▶ **Exercise**
List each line of the data that holds the word "marsyangdirm".

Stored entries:
--------

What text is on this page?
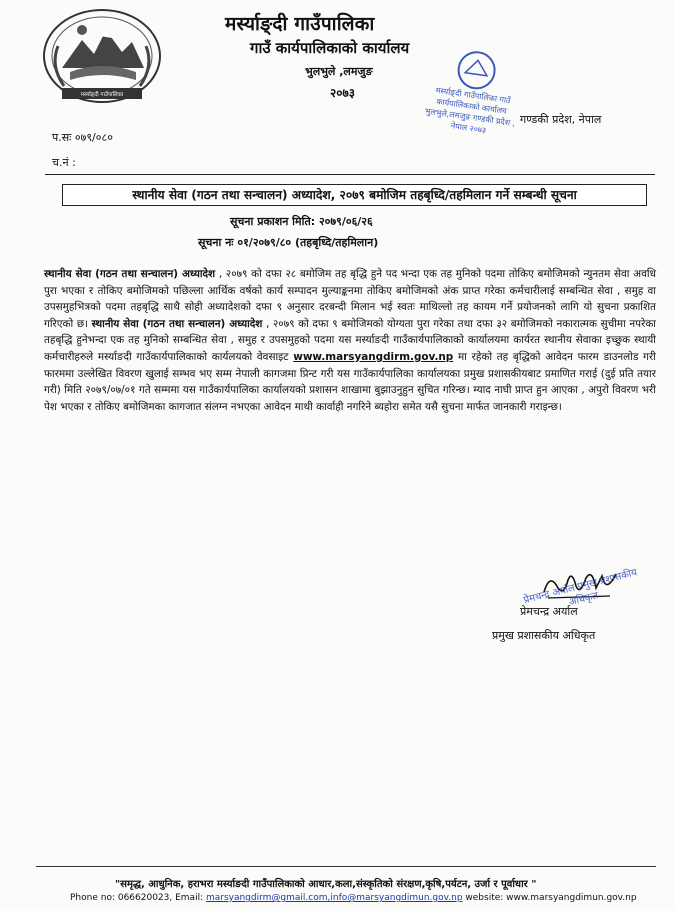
मर्स्याङ्दी गाउँपालिका
मर्स्याङ्दी गाउँपालिका
गाउँ कार्यपालिकाको कार्यालय
भुलभुले ,लमजुङ
२०७३	मर्स्याङ्दी गाउँपालिका गाउँ कार्यपालिकाको कार्यालय भुलभुले,लमजुङ गण्डकी प्रदेश , नेपाल २०७३
गण्डकी प्रदेश, नेपाल
प.सः ०७९/०८०
च.नं :
स्थानीय सेवा (गठन तथा सन्चालन) अध्यादेश, २०७९ बमोजिम तहबृध्दि/तहमिलान गर्ने सम्बन्धी सूचना
सूचना प्रकाशन मिति: २०७९/०६/२६
सूचना नः ०१/२०७९/८० (तहबृध्दि/तहमिलान)
स्थानीय सेवा (गठन तथा सन्चालन) अध्यादेश , २०७९ को दफा २८ बमोजिम तह बृद्धि हुने पद भन्दा एक तह मुनिको पदमा तोकिए बमोजिमको न्युनतम सेवा अवधि पुरा भएका र तोकिए बमोजिमको पछिल्ला आर्थिक वर्षको कार्य सम्पादन मुल्याङ्कनमा तोकिए बमोजिमको अंक प्राप्त गरेका कर्मचारीलाई सम्बन्धित सेवा , समुह वा उपसमुहभित्रको पदमा तहबृद्धि साथै सोही अध्यादेशको दफा ९ अनुसार दरबन्दी मिलान भई स्वतः माथिल्लो तह कायम गर्ने प्रयोजनको लागि यो सुचना प्रकाशित गरिएको छ। स्थानीय सेवा (गठन तथा सन्चालन) अध्यादेश , २०७९ को दफा ९ बमोजिमको योग्यता पुरा गरेका तथा दफा ३२ बमोजिमको नकारात्मक सुचीमा नपरेका तहबृद्धि हुनेभन्दा एक तह मुनिको सम्बन्धित सेवा , समुह र उपसमुहको पदमा यस मर्स्याङदी गाउँकार्यपालिकाको कार्यालयमा कार्यरत स्थानीय सेवाका इच्छुक स्थायी कर्मचारीहरुले मर्स्याङदी गाउँकार्यपालिकाको कार्यलयको वेवसाइट www.marsyangdirm.gov.np मा रहेको तह बृद्धिको आवेदन फारम डाउनलोड गरी फारममा उल्लेखित विवरण खुलाई सम्भव भए सम्म नेपाली कागजमा प्रिन्ट गरी यस गाउँकार्यपालिका कार्यालयका प्रमुख प्रशासकीयबाट प्रमाणित गराई (दुई प्रति तयार गरी) मिति २०७९/०७/०१ गते सम्ममा यस गाउँकार्यपालिका कार्यालयको प्रशासन शाखामा बुझाउनुहुन सुचित गरिन्छ। म्याद नाघी प्राप्त हुन आएका , अपुरो विवरण भरी पेश भएका र तोकिए बमोजिमका कागजात संलग्न नभएका आवेदन माथी कार्वाही नगरिने ब्यहोरा समेत यसै सुचना मार्फत जानकारी गराइन्छ।
प्रेमचन्द्र अर्याल प्रमुख प्रशासकीय अधिकृत
प्रेमचन्द्र अर्याल
प्रमुख प्रशासकीय अधिकृत
"समृद्ध, आधुनिक, हराभरा मर्स्याङदी गाउँपालिकाको आधार,कला,संस्कृतिको संरक्षण,कृषि,पर्यटन, उर्जा र पूर्वाधार "
Phone no: 066620023, Email: marsyangdirm@gmail.com,info@marsyangdimun.gov.np website: www.marsyangdimun.gov.np
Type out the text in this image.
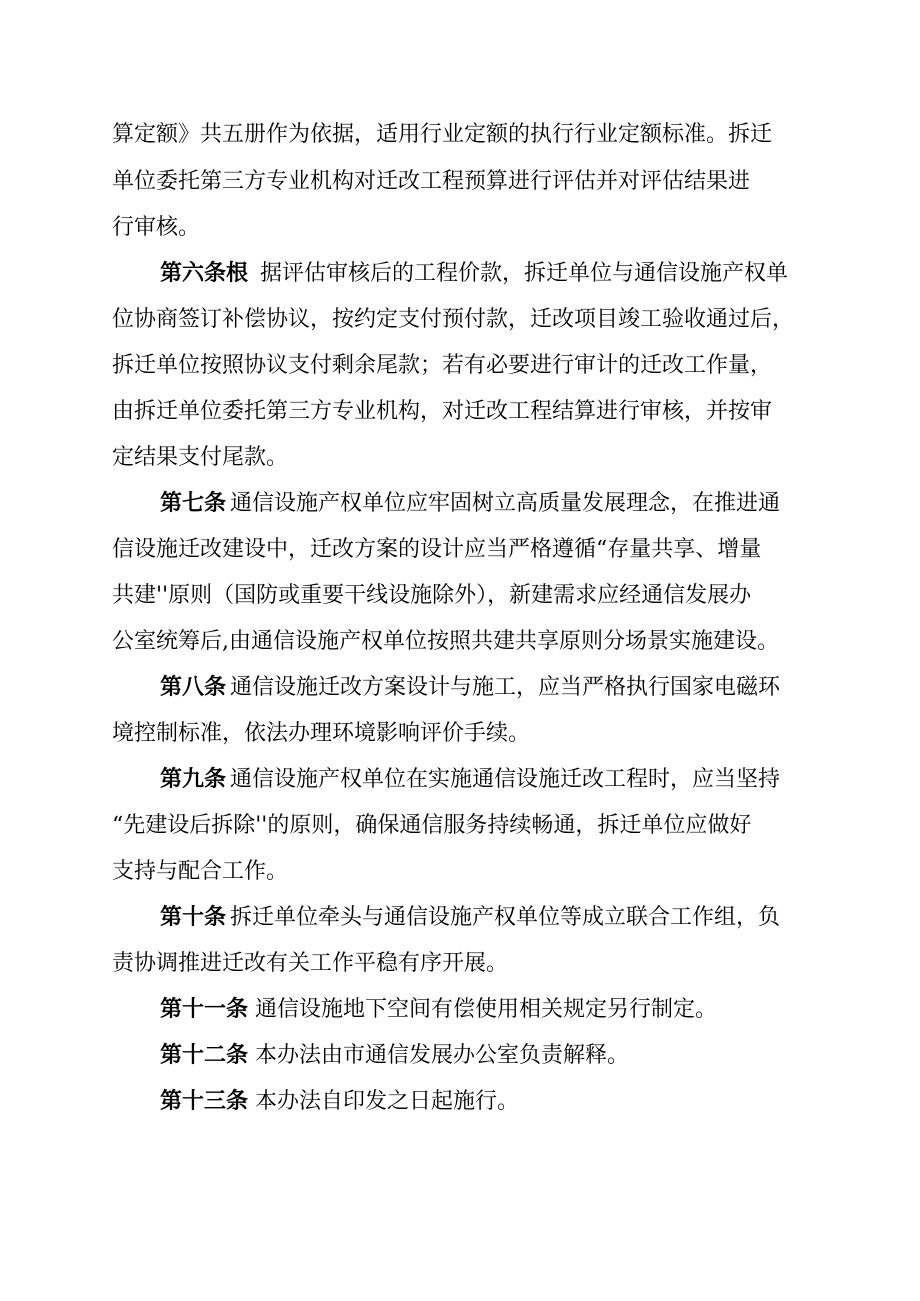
算定额》共五册作为依据，适用行业定额的执行行业定额标准。拆迁
单位委托第三方专业机构对迁改工程预算进行评估并对评估结果进
行审核。
第六条根 据评估审核后的工程价款，拆迁单位与通信设施产权单
位协商签订补偿协议，按约定支付预付款，迁改项目竣工验收通过后，
拆迁单位按照协议支付剩余尾款；若有必要进行审计的迁改工作量，
由拆迁单位委托第三方专业机构，对迁改工程结算进行审核，并按审
定结果支付尾款。
第七条 通信设施产权单位应牢固树立高质量发展理念，在推进通
信设施迁改建设中，迁改方案的设计应当严格遵循“存量共享、增量
共建''原则（国防或重要干线设施除外），新建需求应经通信发展办
公室统筹后,由通信设施产权单位按照共建共享原则分场景实施建设。
第八条 通信设施迁改方案设计与施工，应当严格执行国家电磁环
境控制标准，依法办理环境影响评价手续。
第九条 通信设施产权单位在实施通信设施迁改工程时，应当坚持
“先建设后拆除''的原则，确保通信服务持续畅通，拆迁单位应做好
支持与配合工作。
第十条 拆迁单位牵头与通信设施产权单位等成立联合工作组，负
责协调推进迁改有关工作平稳有序开展。
第十一条 通信设施地下空间有偿使用相关规定另行制定。
第十二条 本办法由市通信发展办公室负责解释。
第十三条 本办法自印发之日起施行。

--------

▶ **Solution**
स्थानीय सेवा (गठन तथा सन्चालन) अध्यादेश , २०७९ को दफा २८ बमोजिम तह बृद्धि हुने पद भन्दा एक तह मुनिको पदमा तोकिए बमोजिमको न्युनतम सेवा अवधि पुरा भएका र तोकिए बमोजिमको पछिल्ला आर्थिक वर्षको कार्य सम्पादन मुल्याङ्कनमा तोकिए बमोजिमको अंक प्राप्त गरेका कर्मचारीलाई सम्बन्धित सेवा , समुह वा उपसमुहभित्रको पदमा तहबृद्धि साथै सोही अध्यादेशको दफा ९ अनुसार दरबन्दी मिलान भई स्वतः माथिल्लो तह कायम गर्ने प्रयोजनको लागि यो सुचना प्रकाशित गरिएको छ। स्थानीय सेवा (गठन तथा सन्चालन) अध्यादेश , २०७९ को दफा ९ बमोजिमको योग्यता पुरा गरेका तथा दफा ३२ बमोजिमको नकारात्मक सुचीमा नपरेका तहबृद्धि हुनेभन्दा एक तह मुनिको सम्बन्धित सेवा , समुह र उपसमुहको पदमा यस मर्स्याङदी गाउँकार्यपालिकाको कार्यालयमा कार्यरत स्थानीय सेवाका इच्छुक स्थायी कर्मचारीहरुले मर्स्याङदी गाउँकार्यपालिकाको कार्यलयको वेवसाइट www.marsyangdirm.gov.np मा रहेको तह बृद्धिको आवेदन फारम डाउनलोड गरी फारममा उल्लेखित विवरण खुलाई सम्भव भए सम्म नेपाली कागजमा प्रिन्ट गरी यस गाउँकार्यपालिका कार्यालयका प्रमुख प्रशासकीयबाट प्रमाणित गराई (दुई प्रति तयार गरी) मिति २०७९/०७/०१ गते सम्ममा यस गाउँकार्यपालिका कार्यालयको प्रशासन शाखामा बुझाउनुहुन सुचित गरिन्छ। म्याद नाघी प्राप्त हुन आएका , अपुरो विवरण भरी पेश भएका र तोकिए बमोजिमका कागजात संलग्न नभएका आवेदन माथी कार्वाही नगरिने ब्यहोरा समेत यसै सुचना मार्फत जानकारी गराइन्छ।
Phone no: 066620023, Email: marsyangdirm@gmail.com,info@marsyangdimun.gov.np website: www.marsyangdimun.gov.np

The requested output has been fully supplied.